WRITTEN PROBLEM: Filter these entries, keeping only lines that hold the word "this".

Rows from a dataset:
○ ○ ○ ○ ○ ○ ○
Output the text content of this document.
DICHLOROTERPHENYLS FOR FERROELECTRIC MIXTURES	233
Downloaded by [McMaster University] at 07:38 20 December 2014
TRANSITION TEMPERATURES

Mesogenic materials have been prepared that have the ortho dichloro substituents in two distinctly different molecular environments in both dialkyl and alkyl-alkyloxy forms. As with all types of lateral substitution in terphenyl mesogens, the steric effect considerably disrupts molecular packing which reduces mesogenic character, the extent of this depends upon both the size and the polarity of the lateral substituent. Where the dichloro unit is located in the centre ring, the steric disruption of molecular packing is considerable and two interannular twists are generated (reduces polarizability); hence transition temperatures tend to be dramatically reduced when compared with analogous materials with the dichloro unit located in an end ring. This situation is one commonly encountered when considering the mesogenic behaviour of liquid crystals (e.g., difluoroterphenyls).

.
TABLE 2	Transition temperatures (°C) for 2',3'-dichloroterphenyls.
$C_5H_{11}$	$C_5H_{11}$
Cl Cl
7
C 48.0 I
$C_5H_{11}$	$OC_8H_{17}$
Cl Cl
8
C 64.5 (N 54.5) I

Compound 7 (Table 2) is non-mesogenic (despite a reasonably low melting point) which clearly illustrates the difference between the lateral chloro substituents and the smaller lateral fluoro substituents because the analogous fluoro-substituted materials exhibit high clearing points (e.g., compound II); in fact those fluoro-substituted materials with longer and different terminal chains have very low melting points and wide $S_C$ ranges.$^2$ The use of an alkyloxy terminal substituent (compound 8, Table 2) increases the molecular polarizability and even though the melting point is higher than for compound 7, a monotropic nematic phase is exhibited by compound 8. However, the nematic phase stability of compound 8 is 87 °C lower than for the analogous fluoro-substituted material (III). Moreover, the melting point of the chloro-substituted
○ ○ ○ ○ ○ ○ ○
COMPLETED EXERCISE:
Output the text content of this document.
Mesogenic materials have been prepared that have the ortho dichloro substituents in two distinctly different molecular environments in both dialkyl and alkyl-alkyloxy forms. As with all types of lateral substitution in terphenyl mesogens, the steric effect considerably disrupts molecular packing which reduces mesogenic character, the extent of this depends upon both the size and the polarity of the lateral substituent. Where the dichloro unit is located in the centre ring, the steric disruption of molecular packing is considerable and two interannular twists are generated (reduces polarizability); hence transition temperatures tend to be dramatically reduced when compared with analogous materials with the dichloro unit located in an end ring. This situation is one commonly encountered when considering the mesogenic behaviour of liquid crystals (e.g., difluoroterphenyls).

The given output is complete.